(WORK REQUIRED): Copy all of the records below verbatim.

[Dataset items]
────────────────

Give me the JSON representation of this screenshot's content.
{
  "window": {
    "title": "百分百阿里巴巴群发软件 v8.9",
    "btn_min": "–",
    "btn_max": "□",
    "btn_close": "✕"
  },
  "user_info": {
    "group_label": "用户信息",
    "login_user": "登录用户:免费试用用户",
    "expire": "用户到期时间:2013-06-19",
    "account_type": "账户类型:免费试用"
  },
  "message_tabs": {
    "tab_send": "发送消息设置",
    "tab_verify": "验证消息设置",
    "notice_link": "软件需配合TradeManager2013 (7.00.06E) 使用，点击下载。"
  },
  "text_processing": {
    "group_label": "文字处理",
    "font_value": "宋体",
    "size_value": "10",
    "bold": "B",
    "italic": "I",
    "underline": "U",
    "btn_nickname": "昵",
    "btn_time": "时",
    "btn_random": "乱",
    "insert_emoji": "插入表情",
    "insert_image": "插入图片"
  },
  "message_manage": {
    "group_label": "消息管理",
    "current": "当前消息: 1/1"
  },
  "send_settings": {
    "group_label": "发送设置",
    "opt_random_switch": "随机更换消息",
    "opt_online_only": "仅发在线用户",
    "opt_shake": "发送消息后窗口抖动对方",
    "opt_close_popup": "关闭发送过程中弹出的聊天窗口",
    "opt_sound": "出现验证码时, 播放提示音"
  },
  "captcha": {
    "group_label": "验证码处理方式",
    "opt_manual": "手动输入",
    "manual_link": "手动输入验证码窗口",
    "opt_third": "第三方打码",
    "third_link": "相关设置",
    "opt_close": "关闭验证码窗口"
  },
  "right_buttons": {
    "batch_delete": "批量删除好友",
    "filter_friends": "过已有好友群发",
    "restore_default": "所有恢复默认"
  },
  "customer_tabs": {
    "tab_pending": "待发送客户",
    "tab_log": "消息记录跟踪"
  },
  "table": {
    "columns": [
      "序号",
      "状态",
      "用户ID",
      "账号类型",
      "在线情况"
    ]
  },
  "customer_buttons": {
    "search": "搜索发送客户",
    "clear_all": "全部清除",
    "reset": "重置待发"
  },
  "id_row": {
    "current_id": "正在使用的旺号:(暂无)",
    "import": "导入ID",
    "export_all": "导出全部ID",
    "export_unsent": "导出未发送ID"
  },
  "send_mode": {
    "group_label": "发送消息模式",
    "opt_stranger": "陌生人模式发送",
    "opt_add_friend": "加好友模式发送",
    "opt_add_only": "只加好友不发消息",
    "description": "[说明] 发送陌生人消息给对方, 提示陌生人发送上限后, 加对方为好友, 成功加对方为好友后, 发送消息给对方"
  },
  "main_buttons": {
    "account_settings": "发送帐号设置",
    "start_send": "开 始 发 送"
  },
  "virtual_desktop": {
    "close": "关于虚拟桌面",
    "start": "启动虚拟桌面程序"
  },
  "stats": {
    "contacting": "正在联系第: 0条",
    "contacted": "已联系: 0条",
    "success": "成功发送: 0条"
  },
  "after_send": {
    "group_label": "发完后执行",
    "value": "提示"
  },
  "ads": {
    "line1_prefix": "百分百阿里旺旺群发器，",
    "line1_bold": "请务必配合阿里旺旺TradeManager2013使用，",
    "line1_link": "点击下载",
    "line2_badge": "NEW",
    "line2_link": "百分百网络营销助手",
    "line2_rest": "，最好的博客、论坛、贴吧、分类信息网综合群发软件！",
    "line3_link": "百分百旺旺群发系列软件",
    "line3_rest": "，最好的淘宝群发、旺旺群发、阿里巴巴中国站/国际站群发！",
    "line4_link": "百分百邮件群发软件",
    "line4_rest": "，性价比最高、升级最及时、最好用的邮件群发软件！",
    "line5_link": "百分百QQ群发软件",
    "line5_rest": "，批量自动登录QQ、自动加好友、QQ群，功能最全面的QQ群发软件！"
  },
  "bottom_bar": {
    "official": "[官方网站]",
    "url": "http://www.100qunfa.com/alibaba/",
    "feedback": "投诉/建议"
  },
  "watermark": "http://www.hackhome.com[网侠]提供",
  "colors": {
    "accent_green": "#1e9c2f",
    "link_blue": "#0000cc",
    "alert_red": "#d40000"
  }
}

────────────────

(EXPECTED ANSWER):
Give me the JSON representation of this screenshot's content.
{
  "window": {
    "title": "百分百阿里巴巴群发软件 v8.9",
    "btn_min": "–",
    "btn_max": "□",
    "btn_close": "✕"
  },
  "user_info": {
    "group_label": "用户信息",
    "login_user": "登录用户:免费试用用户",
    "expire": "用户到期时间:2013-06-19",
    "account_type": "账户类型:免费试用"
  },
  "message_tabs": {
    "tab_send": "发送消息设置",
    "tab_verify": "验证消息设置",
    "notice_link": "软件需配合TradeManager2013 (7.00.06E) 使用，点击下载。"
  },
  "text_processing": {
    "group_label": "文字处理",
    "font_value": "宋体",
    "size_value": "10",
    "bold": "B",
    "italic": "I",
    "underline": "U",
    "btn_nickname": "昵",
    "btn_time": "时",
    "btn_random": "乱",
    "insert_emoji": "插入表情",
    "insert_image": "插入图片"
  },
  "message_manage": {
    "group_label": "消息管理",
    "current": "当前消息: 1/1"
  },
  "send_settings": {
    "group_label": "发送设置",
    "opt_random_switch": "随机更换消息",
    "opt_online_only": "仅发在线用户",
    "opt_shake": "发送消息后窗口抖动对方",
    "opt_close_popup": "关闭发送过程中弹出的聊天窗口",
    "opt_sound": "出现验证码时, 播放提示音"
  },
  "captcha": {
    "group_label": "验证码处理方式",
    "opt_manual": "手动输入",
    "manual_link": "手动输入验证码窗口",
    "opt_third": "第三方打码",
    "third_link": "相关设置",
    "opt_close": "关闭验证码窗口"
  },
  "right_buttons": {
    "batch_delete": "批量删除好友",
    "filter_friends": "过已有好友群发",
    "restore_default": "所有恢复默认"
  },
  "customer_tabs": {
    "tab_pending": "待发送客户",
    "tab_log": "消息记录跟踪"
  },
  "table": {
    "columns": [
      "序号",
      "状态",
      "用户ID",
      "账号类型",
      "在线情况"
    ]
  },
  "customer_buttons": {
    "search": "搜索发送客户",
    "clear_all": "全部清除",
    "reset": "重置待发"
  },
  "id_row": {
    "current_id": "正在使用的旺号:(暂无)",
    "import": "导入ID",
    "export_all": "导出全部ID",
    "export_unsent": "导出未发送ID"
  },
  "send_mode": {
    "group_label": "发送消息模式",
    "opt_stranger": "陌生人模式发送",
    "opt_add_friend": "加好友模式发送",
    "opt_add_only": "只加好友不发消息",
    "description": "[说明] 发送陌生人消息给对方, 提示陌生人发送上限后, 加对方为好友, 成功加对方为好友后, 发送消息给对方"
  },
  "main_buttons": {
    "account_settings": "发送帐号设置",
    "start_send": "开 始 发 送"
  },
  "virtual_desktop": {
    "close": "关于虚拟桌面",
    "start": "启动虚拟桌面程序"
  },
  "stats": {
    "contacting": "正在联系第: 0条",
    "contacted": "已联系: 0条",
    "success": "成功发送: 0条"
  },
  "after_send": {
    "group_label": "发完后执行",
    "value": "提示"
  },
  "ads": {
    "line1_prefix": "百分百阿里旺旺群发器，",
    "line1_bold": "请务必配合阿里旺旺TradeManager2013使用，",
    "line1_link": "点击下载",
    "line2_badge": "NEW",
    "line2_link": "百分百网络营销助手",
    "line2_rest": "，最好的博客、论坛、贴吧、分类信息网综合群发软件！",
    "line3_link": "百分百旺旺群发系列软件",
    "line3_rest": "，最好的淘宝群发、旺旺群发、阿里巴巴中国站/国际站群发！",
    "line4_link": "百分百邮件群发软件",
    "line4_rest": "，性价比最高、升级最及时、最好用的邮件群发软件！",
    "line5_link": "百分百QQ群发软件",
    "line5_rest": "，批量自动登录QQ、自动加好友、QQ群，功能最全面的QQ群发软件！"
  },
  "bottom_bar": {
    "official": "[官方网站]",
    "url": "http://www.100qunfa.com/alibaba/",
    "feedback": "投诉/建议"
  },
  "watermark": "http://www.hackhome.com[网侠]提供",
  "colors": {
    "accent_green": "#1e9c2f",
    "link_blue": "#0000cc",
    "alert_red": "#d40000"
  }
}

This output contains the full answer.